▶ DESCRIPTION OF THE TASK: Retype the whole listing below, character for character.

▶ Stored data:
☆ ☆ ☆ ☆
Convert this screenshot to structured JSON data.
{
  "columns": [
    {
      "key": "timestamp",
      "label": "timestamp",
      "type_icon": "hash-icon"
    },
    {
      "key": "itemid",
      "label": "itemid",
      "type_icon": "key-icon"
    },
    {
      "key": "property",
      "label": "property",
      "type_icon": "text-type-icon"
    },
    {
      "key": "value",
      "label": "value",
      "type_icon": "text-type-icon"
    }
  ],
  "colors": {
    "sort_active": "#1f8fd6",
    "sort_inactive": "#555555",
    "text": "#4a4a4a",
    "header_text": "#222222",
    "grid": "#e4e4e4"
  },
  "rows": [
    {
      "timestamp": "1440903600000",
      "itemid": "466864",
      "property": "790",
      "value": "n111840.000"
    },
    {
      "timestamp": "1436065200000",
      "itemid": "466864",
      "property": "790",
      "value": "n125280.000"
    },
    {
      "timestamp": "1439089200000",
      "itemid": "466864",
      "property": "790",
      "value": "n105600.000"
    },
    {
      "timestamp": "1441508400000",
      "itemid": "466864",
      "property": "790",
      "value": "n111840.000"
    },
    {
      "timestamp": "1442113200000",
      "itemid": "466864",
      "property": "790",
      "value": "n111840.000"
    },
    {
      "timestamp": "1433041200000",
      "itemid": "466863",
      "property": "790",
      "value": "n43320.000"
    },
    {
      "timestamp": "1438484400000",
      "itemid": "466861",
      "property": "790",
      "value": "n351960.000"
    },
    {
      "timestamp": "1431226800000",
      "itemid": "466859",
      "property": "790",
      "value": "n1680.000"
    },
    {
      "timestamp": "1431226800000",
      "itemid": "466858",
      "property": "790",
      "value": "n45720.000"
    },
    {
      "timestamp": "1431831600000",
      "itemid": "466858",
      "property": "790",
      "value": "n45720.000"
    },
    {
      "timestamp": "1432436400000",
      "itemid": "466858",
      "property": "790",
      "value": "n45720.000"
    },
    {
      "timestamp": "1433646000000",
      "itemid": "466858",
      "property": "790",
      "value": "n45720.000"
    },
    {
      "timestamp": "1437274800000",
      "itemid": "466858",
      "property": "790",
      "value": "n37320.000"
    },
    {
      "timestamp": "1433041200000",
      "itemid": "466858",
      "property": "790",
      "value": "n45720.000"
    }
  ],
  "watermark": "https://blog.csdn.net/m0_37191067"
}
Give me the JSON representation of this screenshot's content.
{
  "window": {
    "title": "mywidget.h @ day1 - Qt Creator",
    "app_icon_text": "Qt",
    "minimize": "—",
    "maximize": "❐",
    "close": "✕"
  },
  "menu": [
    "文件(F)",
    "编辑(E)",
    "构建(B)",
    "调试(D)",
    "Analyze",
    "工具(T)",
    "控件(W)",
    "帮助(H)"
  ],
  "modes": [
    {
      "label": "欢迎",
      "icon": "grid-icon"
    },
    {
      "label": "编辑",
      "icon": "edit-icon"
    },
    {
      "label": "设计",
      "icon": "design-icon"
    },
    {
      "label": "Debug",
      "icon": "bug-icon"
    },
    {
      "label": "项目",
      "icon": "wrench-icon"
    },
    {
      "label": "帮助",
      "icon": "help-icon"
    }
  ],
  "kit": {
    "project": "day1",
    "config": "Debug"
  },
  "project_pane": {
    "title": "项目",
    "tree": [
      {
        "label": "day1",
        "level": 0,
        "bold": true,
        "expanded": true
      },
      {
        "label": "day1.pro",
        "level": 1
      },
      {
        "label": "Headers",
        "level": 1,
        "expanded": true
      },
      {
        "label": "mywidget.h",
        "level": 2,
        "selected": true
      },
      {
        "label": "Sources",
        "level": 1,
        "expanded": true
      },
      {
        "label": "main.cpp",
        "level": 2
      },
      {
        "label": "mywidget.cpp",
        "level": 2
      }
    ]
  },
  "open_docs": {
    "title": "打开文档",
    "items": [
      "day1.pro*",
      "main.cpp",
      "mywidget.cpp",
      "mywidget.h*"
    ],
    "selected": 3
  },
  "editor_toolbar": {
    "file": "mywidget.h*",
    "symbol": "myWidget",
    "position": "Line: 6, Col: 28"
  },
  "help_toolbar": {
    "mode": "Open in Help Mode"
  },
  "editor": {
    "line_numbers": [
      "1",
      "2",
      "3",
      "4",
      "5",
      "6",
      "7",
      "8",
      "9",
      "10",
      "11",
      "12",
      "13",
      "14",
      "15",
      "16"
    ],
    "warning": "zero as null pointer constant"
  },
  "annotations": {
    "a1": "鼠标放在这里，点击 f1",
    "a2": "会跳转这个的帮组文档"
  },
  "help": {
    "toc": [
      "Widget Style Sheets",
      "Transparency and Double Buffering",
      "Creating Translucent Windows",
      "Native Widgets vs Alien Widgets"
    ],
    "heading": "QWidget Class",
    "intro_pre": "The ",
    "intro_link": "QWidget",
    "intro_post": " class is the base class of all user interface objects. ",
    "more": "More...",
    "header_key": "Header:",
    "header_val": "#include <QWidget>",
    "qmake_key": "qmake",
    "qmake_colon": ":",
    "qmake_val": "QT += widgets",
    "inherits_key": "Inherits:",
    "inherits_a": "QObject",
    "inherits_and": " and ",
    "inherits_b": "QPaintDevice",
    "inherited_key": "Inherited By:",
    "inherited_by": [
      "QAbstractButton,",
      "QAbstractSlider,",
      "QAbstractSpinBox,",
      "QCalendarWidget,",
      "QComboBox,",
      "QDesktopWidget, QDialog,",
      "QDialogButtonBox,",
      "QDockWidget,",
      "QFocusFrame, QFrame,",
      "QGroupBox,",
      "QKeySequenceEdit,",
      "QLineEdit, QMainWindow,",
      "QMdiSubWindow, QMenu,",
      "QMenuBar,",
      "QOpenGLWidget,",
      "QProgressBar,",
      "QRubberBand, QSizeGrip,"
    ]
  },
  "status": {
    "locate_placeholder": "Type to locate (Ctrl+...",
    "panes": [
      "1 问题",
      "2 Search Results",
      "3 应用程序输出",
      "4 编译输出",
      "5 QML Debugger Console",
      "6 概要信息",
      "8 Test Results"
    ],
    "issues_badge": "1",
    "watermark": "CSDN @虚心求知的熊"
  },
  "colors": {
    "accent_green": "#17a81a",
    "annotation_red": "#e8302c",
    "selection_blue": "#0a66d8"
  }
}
☆ ☆ ☆ ☆
▶ SOLUTION:
Convert this screenshot to structured JSON data.
{
  "columns": [
    {
      "key": "timestamp",
      "label": "timestamp",
      "type_icon": "hash-icon"
    },
    {
      "key": "itemid",
      "label": "itemid",
      "type_icon": "key-icon"
    },
    {
      "key": "property",
      "label": "property",
      "type_icon": "text-type-icon"
    },
    {
      "key": "value",
      "label": "value",
      "type_icon": "text-type-icon"
    }
  ],
  "colors": {
    "sort_active": "#1f8fd6",
    "sort_inactive": "#555555",
    "text": "#4a4a4a",
    "header_text": "#222222",
    "grid": "#e4e4e4"
  },
  "rows": [
    {
      "timestamp": "1440903600000",
      "itemid": "466864",
      "property": "790",
      "value": "n111840.000"
    },
    {
      "timestamp": "1436065200000",
      "itemid": "466864",
      "property": "790",
      "value": "n125280.000"
    },
    {
      "timestamp": "1439089200000",
      "itemid": "466864",
      "property": "790",
      "value": "n105600.000"
    },
    {
      "timestamp": "1441508400000",
      "itemid": "466864",
      "property": "790",
      "value": "n111840.000"
    },
    {
      "timestamp": "1442113200000",
      "itemid": "466864",
      "property": "790",
      "value": "n111840.000"
    },
    {
      "timestamp": "1433041200000",
      "itemid": "466863",
      "property": "790",
      "value": "n43320.000"
    },
    {
      "timestamp": "1438484400000",
      "itemid": "466861",
      "property": "790",
      "value": "n351960.000"
    },
    {
      "timestamp": "1431226800000",
      "itemid": "466859",
      "property": "790",
      "value": "n1680.000"
    },
    {
      "timestamp": "1431226800000",
      "itemid": "466858",
      "property": "790",
      "value": "n45720.000"
    },
    {
      "timestamp": "1431831600000",
      "itemid": "466858",
      "property": "790",
      "value": "n45720.000"
    },
    {
      "timestamp": "1432436400000",
      "itemid": "466858",
      "property": "790",
      "value": "n45720.000"
    },
    {
      "timestamp": "1433646000000",
      "itemid": "466858",
      "property": "790",
      "value": "n45720.000"
    },
    {
      "timestamp": "1437274800000",
      "itemid": "466858",
      "property": "790",
      "value": "n37320.000"
    },
    {
      "timestamp": "1433041200000",
      "itemid": "466858",
      "property": "790",
      "value": "n45720.000"
    }
  ],
  "watermark": "https://blog.csdn.net/m0_37191067"
}
Give me the JSON representation of this screenshot's content.
{
  "window": {
    "title": "mywidget.h @ day1 - Qt Creator",
    "app_icon_text": "Qt",
    "minimize": "—",
    "maximize": "❐",
    "close": "✕"
  },
  "menu": [
    "文件(F)",
    "编辑(E)",
    "构建(B)",
    "调试(D)",
    "Analyze",
    "工具(T)",
    "控件(W)",
    "帮助(H)"
  ],
  "modes": [
    {
      "label": "欢迎",
      "icon": "grid-icon"
    },
    {
      "label": "编辑",
      "icon": "edit-icon"
    },
    {
      "label": "设计",
      "icon": "design-icon"
    },
    {
      "label": "Debug",
      "icon": "bug-icon"
    },
    {
      "label": "项目",
      "icon": "wrench-icon"
    },
    {
      "label": "帮助",
      "icon": "help-icon"
    }
  ],
  "kit": {
    "project": "day1",
    "config": "Debug"
  },
  "project_pane": {
    "title": "项目",
    "tree": [
      {
        "label": "day1",
        "level": 0,
        "bold": true,
        "expanded": true
      },
      {
        "label": "day1.pro",
        "level": 1
      },
      {
        "label": "Headers",
        "level": 1,
        "expanded": true
      },
      {
        "label": "mywidget.h",
        "level": 2,
        "selected": true
      },
      {
        "label": "Sources",
        "level": 1,
        "expanded": true
      },
      {
        "label": "main.cpp",
        "level": 2
      },
      {
        "label": "mywidget.cpp",
        "level": 2
      }
    ]
  },
  "open_docs": {
    "title": "打开文档",
    "items": [
      "day1.pro*",
      "main.cpp",
      "mywidget.cpp",
      "mywidget.h*"
    ],
    "selected": 3
  },
  "editor_toolbar": {
    "file": "mywidget.h*",
    "symbol": "myWidget",
    "position": "Line: 6, Col: 28"
  },
  "help_toolbar": {
    "mode": "Open in Help Mode"
  },
  "editor": {
    "line_numbers": [
      "1",
      "2",
      "3",
      "4",
      "5",
      "6",
      "7",
      "8",
      "9",
      "10",
      "11",
      "12",
      "13",
      "14",
      "15",
      "16"
    ],
    "warning": "zero as null pointer constant"
  },
  "annotations": {
    "a1": "鼠标放在这里，点击 f1",
    "a2": "会跳转这个的帮组文档"
  },
  "help": {
    "toc": [
      "Widget Style Sheets",
      "Transparency and Double Buffering",
      "Creating Translucent Windows",
      "Native Widgets vs Alien Widgets"
    ],
    "heading": "QWidget Class",
    "intro_pre": "The ",
    "intro_link": "QWidget",
    "intro_post": " class is the base class of all user interface objects. ",
    "more": "More...",
    "header_key": "Header:",
    "header_val": "#include <QWidget>",
    "qmake_key": "qmake",
    "qmake_colon": ":",
    "qmake_val": "QT += widgets",
    "inherits_key": "Inherits:",
    "inherits_a": "QObject",
    "inherits_and": " and ",
    "inherits_b": "QPaintDevice",
    "inherited_key": "Inherited By:",
    "inherited_by": [
      "QAbstractButton,",
      "QAbstractSlider,",
      "QAbstractSpinBox,",
      "QCalendarWidget,",
      "QComboBox,",
      "QDesktopWidget, QDialog,",
      "QDialogButtonBox,",
      "QDockWidget,",
      "QFocusFrame, QFrame,",
      "QGroupBox,",
      "QKeySequenceEdit,",
      "QLineEdit, QMainWindow,",
      "QMdiSubWindow, QMenu,",
      "QMenuBar,",
      "QOpenGLWidget,",
      "QProgressBar,",
      "QRubberBand, QSizeGrip,"
    ]
  },
  "status": {
    "locate_placeholder": "Type to locate (Ctrl+...",
    "panes": [
      "1 问题",
      "2 Search Results",
      "3 应用程序输出",
      "4 编译输出",
      "5 QML Debugger Console",
      "6 概要信息",
      "8 Test Results"
    ],
    "issues_badge": "1",
    "watermark": "CSDN @虚心求知的熊"
  },
  "colors": {
    "accent_green": "#17a81a",
    "annotation_red": "#e8302c",
    "selection_blue": "#0a66d8"
  }
}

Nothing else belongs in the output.